#### Problem statement
Answer with one number only: the number of lines that contain "color".

Dataset rows about figures:
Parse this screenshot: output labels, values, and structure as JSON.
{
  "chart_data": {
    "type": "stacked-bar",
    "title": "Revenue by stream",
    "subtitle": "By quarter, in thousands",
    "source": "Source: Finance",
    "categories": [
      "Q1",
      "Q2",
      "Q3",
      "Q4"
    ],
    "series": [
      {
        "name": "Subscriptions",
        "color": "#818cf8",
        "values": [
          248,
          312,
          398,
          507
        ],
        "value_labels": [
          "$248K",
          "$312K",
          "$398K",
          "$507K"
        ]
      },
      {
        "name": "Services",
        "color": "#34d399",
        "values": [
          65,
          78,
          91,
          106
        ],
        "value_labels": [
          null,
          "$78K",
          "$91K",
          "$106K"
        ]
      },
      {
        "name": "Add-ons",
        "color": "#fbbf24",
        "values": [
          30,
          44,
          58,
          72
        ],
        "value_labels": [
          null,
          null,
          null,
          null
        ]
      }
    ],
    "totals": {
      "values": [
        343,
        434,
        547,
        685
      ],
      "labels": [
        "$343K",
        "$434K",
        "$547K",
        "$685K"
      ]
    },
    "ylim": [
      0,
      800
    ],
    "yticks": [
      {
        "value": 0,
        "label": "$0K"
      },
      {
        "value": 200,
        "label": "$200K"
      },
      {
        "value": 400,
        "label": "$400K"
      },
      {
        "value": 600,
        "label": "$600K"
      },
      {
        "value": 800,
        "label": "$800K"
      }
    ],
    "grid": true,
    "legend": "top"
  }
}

#### Written answer
3